• [CHALLENGE]: Read the lines below and count those that have the word "icon". Respond with the number only.

• [DATASET ROWS]:
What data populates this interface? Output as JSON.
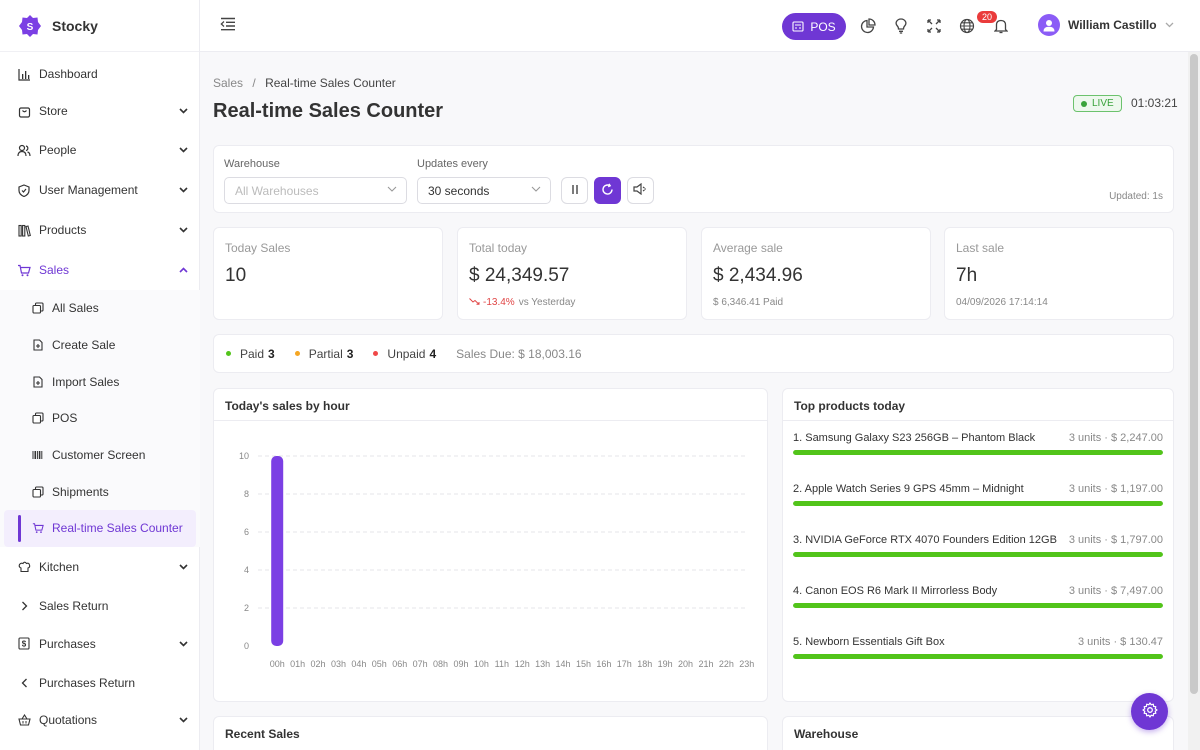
{
  "app": {
    "name": "Stocky",
    "logo_letter": "S"
  },
  "sidebar": {
    "items": [
      {
        "name": "dashboard",
        "label": "Dashboard",
        "icon": "bar-chart-icon"
      },
      {
        "name": "store",
        "label": "Store",
        "icon": "bag-icon"
      },
      {
        "name": "people",
        "label": "People",
        "icon": "users-icon"
      },
      {
        "name": "user-management",
        "label": "User Management",
        "icon": "shield-icon"
      },
      {
        "name": "products",
        "label": "Products",
        "icon": "books-icon"
      },
      {
        "name": "sales",
        "label": "Sales",
        "icon": "cart-icon"
      }
    ],
    "sales_sub": [
      {
        "name": "all-sales",
        "label": "All Sales"
      },
      {
        "name": "create-sale",
        "label": "Create Sale"
      },
      {
        "name": "import-sales",
        "label": "Import Sales"
      },
      {
        "name": "pos",
        "label": "POS"
      },
      {
        "name": "customer-screen",
        "label": "Customer Screen"
      },
      {
        "name": "shipments",
        "label": "Shipments"
      },
      {
        "name": "realtime-sales-counter",
        "label": "Real-time Sales Counter"
      }
    ],
    "after": [
      {
        "name": "kitchen",
        "label": "Kitchen"
      },
      {
        "name": "sales-return",
        "label": "Sales Return"
      },
      {
        "name": "purchases",
        "label": "Purchases"
      },
      {
        "name": "purchases-return",
        "label": "Purchases Return"
      },
      {
        "name": "quotations",
        "label": "Quotations"
      }
    ]
  },
  "topbar": {
    "pos_label": "POS",
    "notifications_count": "20",
    "user_name": "William Castillo"
  },
  "breadcrumb": {
    "parent": "Sales",
    "separator": "/",
    "current": "Real-time Sales Counter"
  },
  "page": {
    "title": "Real-time Sales Counter",
    "live_label": "LIVE",
    "clock": "01:03:21"
  },
  "filters": {
    "warehouse_label": "Warehouse",
    "warehouse_placeholder": "All Warehouses",
    "interval_label": "Updates every",
    "interval_value": "30 seconds",
    "updated": "Updated: 1s"
  },
  "stats": [
    {
      "label": "Today Sales",
      "value": "10",
      "sub": ""
    },
    {
      "label": "Total today",
      "value": "$ 24,349.57",
      "sub_neg": "-13.4%",
      "sub": "vs Yesterday"
    },
    {
      "label": "Average sale",
      "value": "$ 2,434.96",
      "sub": "$ 6,346.41 Paid"
    },
    {
      "label": "Last sale",
      "value": "7h",
      "sub": "04/09/2026 17:14:14"
    }
  ],
  "status": {
    "paid_label": "Paid",
    "paid_count": "3",
    "partial_label": "Partial",
    "partial_count": "3",
    "unpaid_label": "Unpaid",
    "unpaid_count": "4",
    "due": "Sales Due: $ 18,003.16",
    "colors": {
      "paid": "#52c41a",
      "partial": "#f5a623",
      "unpaid": "#f04848"
    }
  },
  "chart_panel": {
    "title": "Today's sales by hour"
  },
  "chart_data": {
    "type": "bar",
    "categories": [
      "00h",
      "01h",
      "02h",
      "03h",
      "04h",
      "05h",
      "06h",
      "07h",
      "08h",
      "09h",
      "10h",
      "11h",
      "12h",
      "13h",
      "14h",
      "15h",
      "16h",
      "17h",
      "18h",
      "19h",
      "20h",
      "21h",
      "22h",
      "23h"
    ],
    "values": [
      10,
      0,
      0,
      0,
      0,
      0,
      0,
      0,
      0,
      0,
      0,
      0,
      0,
      0,
      0,
      0,
      0,
      0,
      0,
      0,
      0,
      0,
      0,
      0
    ],
    "yticks": [
      "0",
      "2",
      "4",
      "6",
      "8",
      "10"
    ],
    "ylim": [
      0,
      10
    ],
    "grid": true,
    "color": "#7b3fe4"
  },
  "top_products": {
    "title": "Top products today",
    "items": [
      {
        "name": "1. Samsung Galaxy S23 256GB – Phantom Black",
        "value": "3 units · $ 2,247.00",
        "fill": 1
      },
      {
        "name": "2. Apple Watch Series 9 GPS 45mm – Midnight",
        "value": "3 units · $ 1,197.00",
        "fill": 1
      },
      {
        "name": "3. NVIDIA GeForce RTX 4070 Founders Edition 12GB",
        "value": "3 units · $ 1,797.00",
        "fill": 1
      },
      {
        "name": "4. Canon EOS R6 Mark II Mirrorless Body",
        "value": "3 units · $ 7,497.00",
        "fill": 1
      },
      {
        "name": "5. Newborn Essentials Gift Box",
        "value": "3 units · $ 130.47",
        "fill": 1
      }
    ]
  },
  "recent_sales": {
    "title": "Recent Sales"
  },
  "warehouse_panel": {
    "title": "Warehouse"
  },
  "theme": {
    "accent": "#6f37d4",
    "progress": "#52c41a"
  }
}
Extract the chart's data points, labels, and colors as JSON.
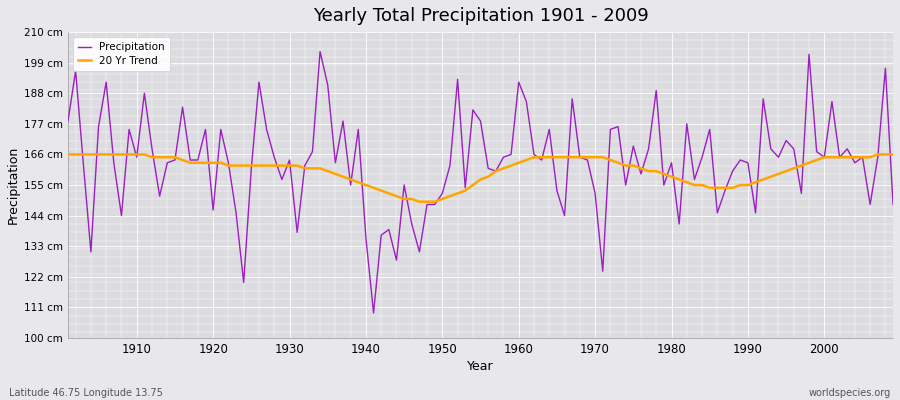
{
  "title": "Yearly Total Precipitation 1901 - 2009",
  "xlabel": "Year",
  "ylabel": "Precipitation",
  "xlim": [
    1901,
    2009
  ],
  "ylim": [
    100,
    210
  ],
  "yticks": [
    100,
    111,
    122,
    133,
    144,
    155,
    166,
    177,
    188,
    199,
    210
  ],
  "ytick_labels": [
    "100 cm",
    "111 cm",
    "122 cm",
    "133 cm",
    "144 cm",
    "155 cm",
    "166 cm",
    "177 cm",
    "188 cm",
    "199 cm",
    "210 cm"
  ],
  "bg_color": "#e8e8eb",
  "plot_bg_color": "#dcdce0",
  "precip_color": "#9B1FC1",
  "trend_color": "#FFA500",
  "precip_linewidth": 1.0,
  "trend_linewidth": 1.8,
  "subtitle_left": "Latitude 46.75 Longitude 13.75",
  "subtitle_right": "worldspecies.org",
  "xticks": [
    1910,
    1920,
    1930,
    1940,
    1950,
    1960,
    1970,
    1980,
    1990,
    2000
  ],
  "years": [
    1901,
    1902,
    1903,
    1904,
    1905,
    1906,
    1907,
    1908,
    1909,
    1910,
    1911,
    1912,
    1913,
    1914,
    1915,
    1916,
    1917,
    1918,
    1919,
    1920,
    1921,
    1922,
    1923,
    1924,
    1925,
    1926,
    1927,
    1928,
    1929,
    1930,
    1931,
    1932,
    1933,
    1934,
    1935,
    1936,
    1937,
    1938,
    1939,
    1940,
    1941,
    1942,
    1943,
    1944,
    1945,
    1946,
    1947,
    1948,
    1949,
    1950,
    1951,
    1952,
    1953,
    1954,
    1955,
    1956,
    1957,
    1958,
    1959,
    1960,
    1961,
    1962,
    1963,
    1964,
    1965,
    1966,
    1967,
    1968,
    1969,
    1970,
    1971,
    1972,
    1973,
    1974,
    1975,
    1976,
    1977,
    1978,
    1979,
    1980,
    1981,
    1982,
    1983,
    1984,
    1985,
    1986,
    1987,
    1988,
    1989,
    1990,
    1991,
    1992,
    1993,
    1994,
    1995,
    1996,
    1997,
    1998,
    1999,
    2000,
    2001,
    2002,
    2003,
    2004,
    2005,
    2006,
    2007,
    2008,
    2009
  ],
  "precip": [
    178,
    196,
    163,
    131,
    176,
    192,
    163,
    144,
    175,
    165,
    188,
    168,
    151,
    163,
    164,
    183,
    164,
    164,
    175,
    146,
    175,
    163,
    145,
    120,
    161,
    192,
    175,
    165,
    157,
    164,
    138,
    162,
    167,
    203,
    191,
    163,
    178,
    155,
    175,
    136,
    109,
    137,
    139,
    128,
    155,
    141,
    131,
    148,
    148,
    152,
    162,
    193,
    154,
    182,
    178,
    161,
    160,
    165,
    166,
    192,
    185,
    166,
    164,
    175,
    153,
    144,
    186,
    165,
    164,
    152,
    124,
    175,
    176,
    155,
    169,
    159,
    168,
    189,
    155,
    163,
    141,
    177,
    157,
    165,
    175,
    145,
    153,
    160,
    164,
    163,
    145,
    186,
    168,
    165,
    171,
    168,
    152,
    202,
    167,
    165,
    185,
    165,
    168,
    163,
    165,
    148,
    165,
    197,
    148
  ],
  "trend": [
    166,
    166,
    166,
    166,
    166,
    166,
    166,
    166,
    166,
    166,
    166,
    165,
    165,
    165,
    165,
    164,
    163,
    163,
    163,
    163,
    163,
    162,
    162,
    162,
    162,
    162,
    162,
    162,
    162,
    162,
    162,
    161,
    161,
    161,
    160,
    159,
    158,
    157,
    156,
    155,
    154,
    153,
    152,
    151,
    150,
    150,
    149,
    149,
    149,
    150,
    151,
    152,
    153,
    155,
    157,
    158,
    160,
    161,
    162,
    163,
    164,
    165,
    165,
    165,
    165,
    165,
    165,
    165,
    165,
    165,
    165,
    164,
    163,
    162,
    162,
    161,
    160,
    160,
    159,
    158,
    157,
    156,
    155,
    155,
    154,
    154,
    154,
    154,
    155,
    155,
    156,
    157,
    158,
    159,
    160,
    161,
    162,
    163,
    164,
    165,
    165,
    165,
    165,
    165,
    165,
    165,
    166,
    166,
    166
  ]
}
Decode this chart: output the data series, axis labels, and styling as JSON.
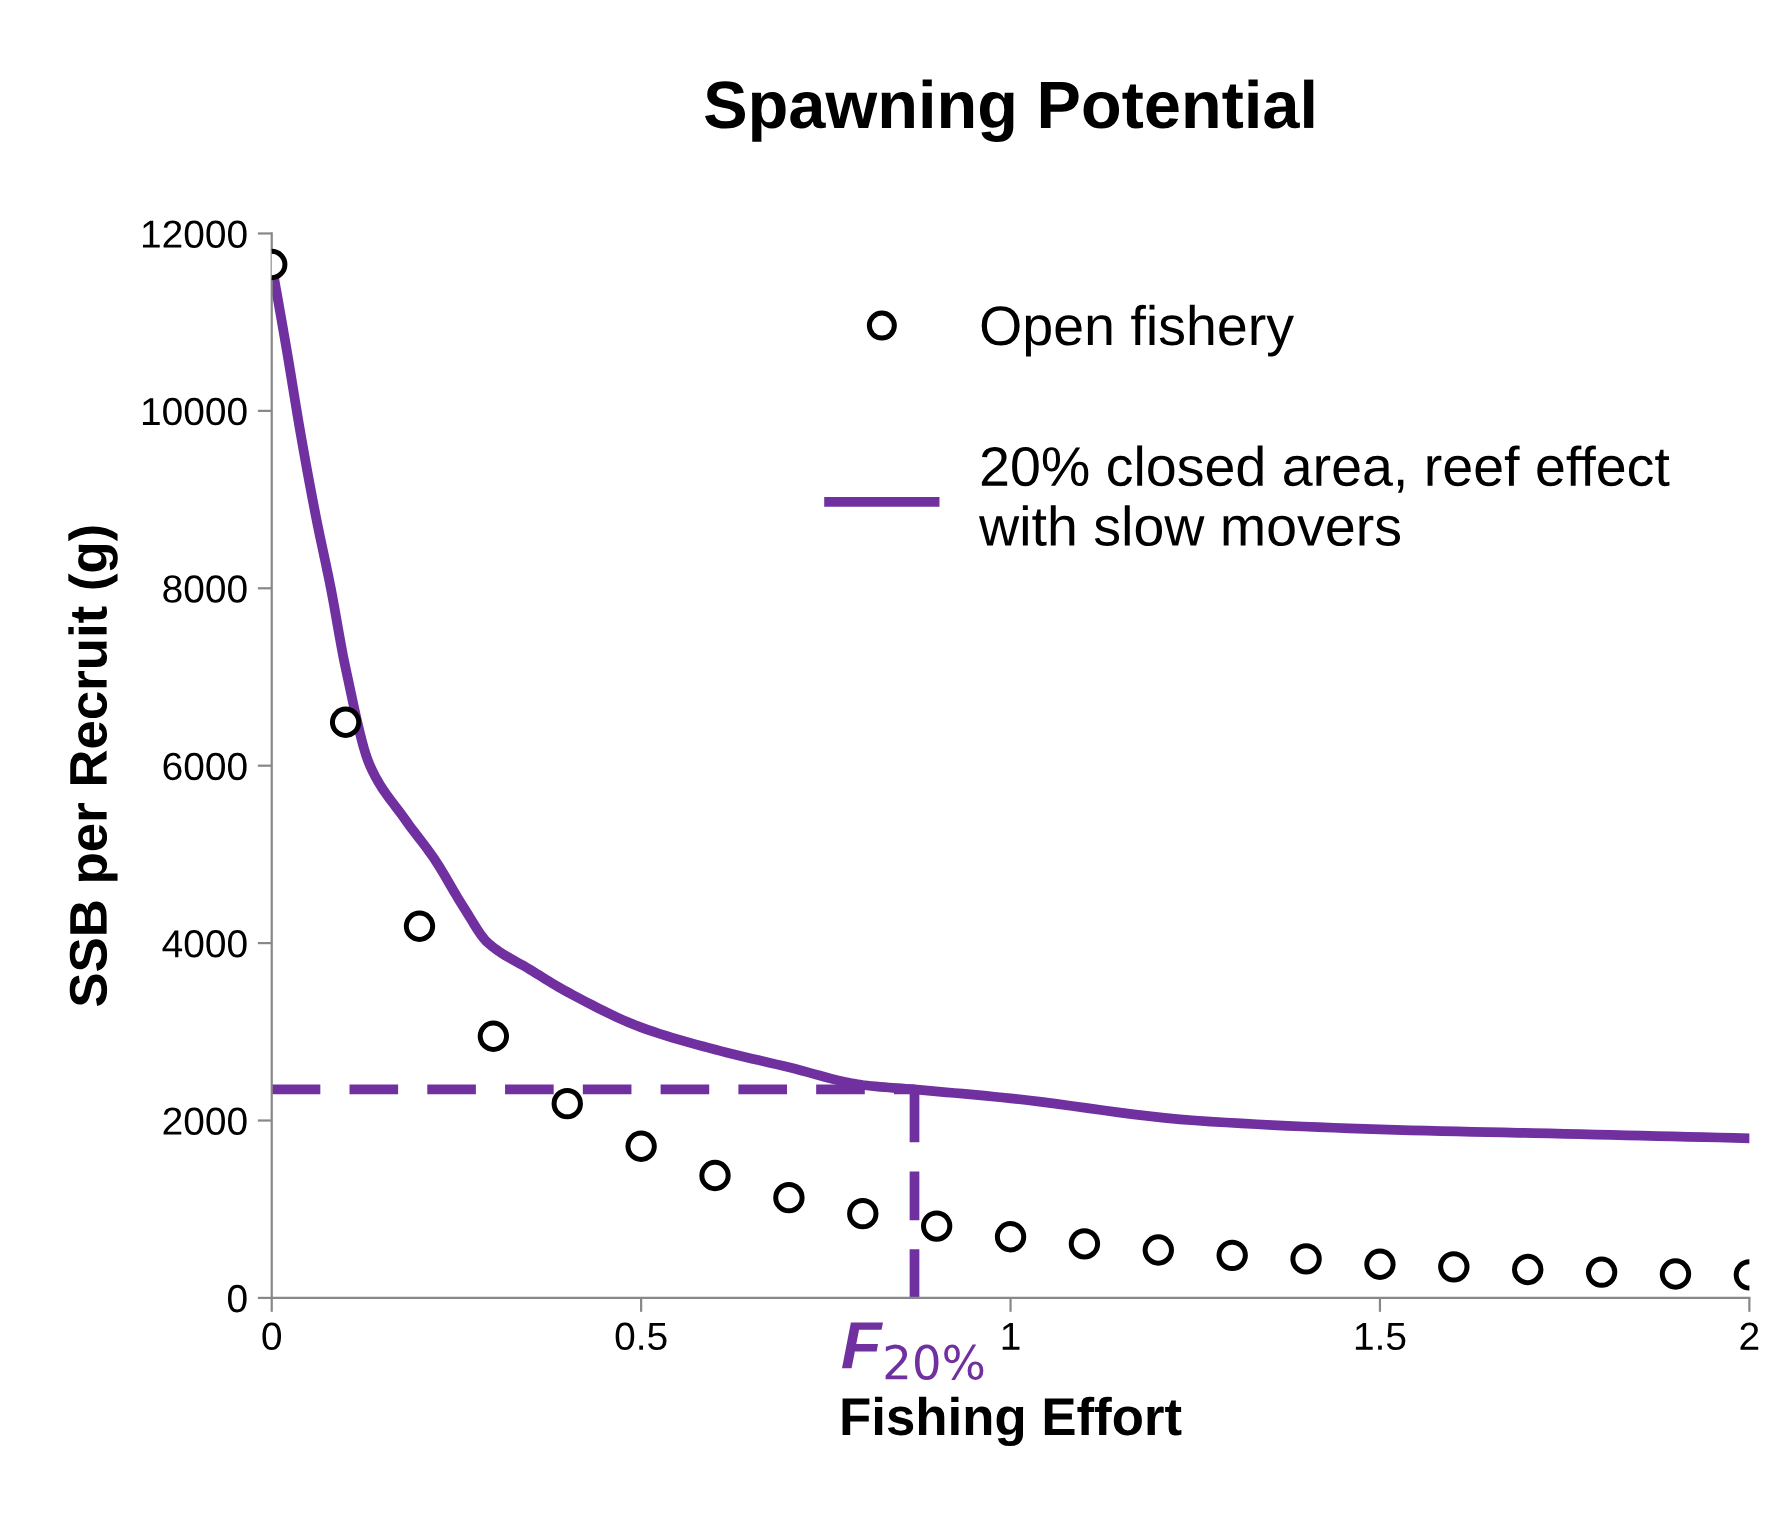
{
  "chart_data": {
    "type": "scatter",
    "title": "Spawning Potential",
    "xlabel": "Fishing Effort",
    "ylabel": "SSB per Recruit (g)",
    "xlim": [
      0,
      2
    ],
    "ylim": [
      0,
      12000
    ],
    "xticks": [
      0,
      0.5,
      1,
      1.5,
      2
    ],
    "yticks": [
      0,
      2000,
      4000,
      6000,
      8000,
      10000,
      12000
    ],
    "grid": false,
    "legend": "top right",
    "marker": "circle",
    "series": [
      {
        "name": "Open fishery",
        "color": "#000000",
        "x": [
          0,
          0.1,
          0.2,
          0.3,
          0.4,
          0.5,
          0.6,
          0.7,
          0.8,
          0.9,
          1.0,
          1.1,
          1.2,
          1.3,
          1.4,
          1.5,
          1.6,
          1.7,
          1.8,
          1.9,
          2.0
        ],
        "values": [
          11650,
          6490,
          4190,
          2950,
          2190,
          1710,
          1380,
          1130,
          950,
          810,
          690,
          610,
          540,
          480,
          440,
          380,
          350,
          320,
          290,
          270,
          260
        ]
      },
      {
        "name": "20% closed area, reef effect with slow movers",
        "type": "line",
        "color": "#7030a0",
        "marker": "none",
        "line_style": "solid",
        "x": [
          0,
          0.02,
          0.04,
          0.06,
          0.08,
          0.1,
          0.133,
          0.18,
          0.22,
          0.26,
          0.293,
          0.35,
          0.4,
          0.5,
          0.6,
          0.7,
          0.8,
          0.87,
          1.0,
          1.25,
          1.5,
          1.75,
          2.0
        ],
        "values": [
          11650,
          10700,
          9700,
          8800,
          8000,
          7100,
          6000,
          5400,
          4950,
          4400,
          4000,
          3700,
          3450,
          3050,
          2800,
          2600,
          2400,
          2350,
          2250,
          2000,
          1900,
          1850,
          1800
        ]
      }
    ],
    "ref_lines": [
      {
        "axis": "y",
        "value": 2350,
        "color": "#7030a0",
        "line_style": "dashed"
      },
      {
        "axis": "x",
        "value": 0.87,
        "label": "F$_{20%}$",
        "color": "#7030a0",
        "line_style": "dashed"
      }
    ]
  }
}
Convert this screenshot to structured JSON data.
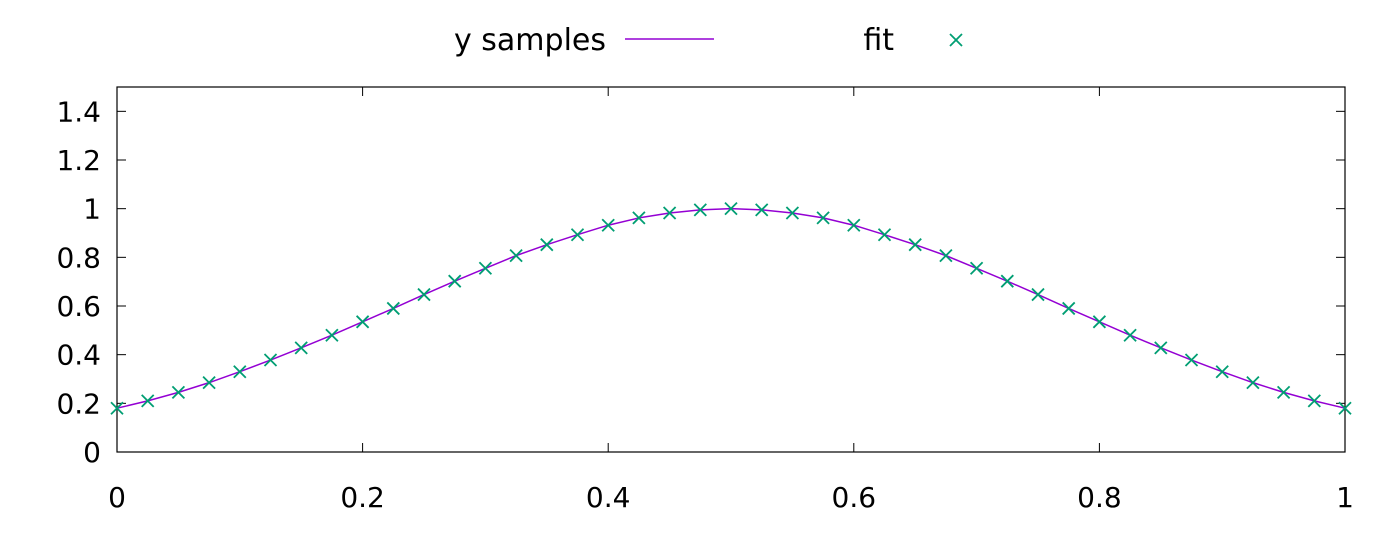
{
  "chart_data": {
    "type": "line",
    "title": "",
    "xlabel": "",
    "ylabel": "",
    "xlim": [
      0,
      1
    ],
    "ylim": [
      0,
      1.5
    ],
    "x_ticks": [
      0,
      0.2,
      0.4,
      0.6,
      0.8,
      1
    ],
    "x_tick_labels": [
      "0",
      "0.2",
      "0.4",
      "0.6",
      "0.8",
      "1"
    ],
    "y_ticks": [
      0,
      0.2,
      0.4,
      0.6,
      0.8,
      1,
      1.2,
      1.4
    ],
    "y_tick_labels": [
      "0",
      "0.2",
      "0.4",
      "0.6",
      "0.8",
      "1",
      "1.2",
      "1.4"
    ],
    "grid": false,
    "legend_position": "top-center",
    "series": [
      {
        "name": "y samples",
        "style": "line",
        "color": "#9400d3",
        "x": [
          0,
          0.025,
          0.05,
          0.075,
          0.1,
          0.125,
          0.15,
          0.175,
          0.2,
          0.225,
          0.25,
          0.275,
          0.3,
          0.325,
          0.35,
          0.375,
          0.4,
          0.425,
          0.45,
          0.475,
          0.5,
          0.525,
          0.55,
          0.575,
          0.6,
          0.625,
          0.65,
          0.675,
          0.7,
          0.725,
          0.75,
          0.775,
          0.8,
          0.825,
          0.85,
          0.875,
          0.9,
          0.925,
          0.95,
          0.975,
          1
        ],
        "y": [
          0.18,
          0.21,
          0.245,
          0.285,
          0.33,
          0.378,
          0.428,
          0.48,
          0.535,
          0.59,
          0.647,
          0.702,
          0.755,
          0.807,
          0.852,
          0.893,
          0.932,
          0.962,
          0.982,
          0.995,
          1.0,
          0.995,
          0.982,
          0.962,
          0.932,
          0.893,
          0.852,
          0.807,
          0.755,
          0.702,
          0.647,
          0.59,
          0.535,
          0.48,
          0.428,
          0.378,
          0.33,
          0.285,
          0.245,
          0.21,
          0.18
        ]
      },
      {
        "name": "fit",
        "style": "points",
        "marker": "x",
        "color": "#009e73",
        "x": [
          0,
          0.025,
          0.05,
          0.075,
          0.1,
          0.125,
          0.15,
          0.175,
          0.2,
          0.225,
          0.25,
          0.275,
          0.3,
          0.325,
          0.35,
          0.375,
          0.4,
          0.425,
          0.45,
          0.475,
          0.5,
          0.525,
          0.55,
          0.575,
          0.6,
          0.625,
          0.65,
          0.675,
          0.7,
          0.725,
          0.75,
          0.775,
          0.8,
          0.825,
          0.85,
          0.875,
          0.9,
          0.925,
          0.95,
          0.975,
          1
        ],
        "y": [
          0.18,
          0.21,
          0.245,
          0.285,
          0.33,
          0.378,
          0.428,
          0.48,
          0.535,
          0.59,
          0.647,
          0.702,
          0.755,
          0.807,
          0.852,
          0.893,
          0.932,
          0.962,
          0.982,
          0.995,
          1.0,
          0.995,
          0.982,
          0.962,
          0.932,
          0.893,
          0.852,
          0.807,
          0.755,
          0.702,
          0.647,
          0.59,
          0.535,
          0.48,
          0.428,
          0.378,
          0.33,
          0.285,
          0.245,
          0.21,
          0.18
        ]
      }
    ]
  }
}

• [RESPONSE FOR THIS EXERCISE]: 6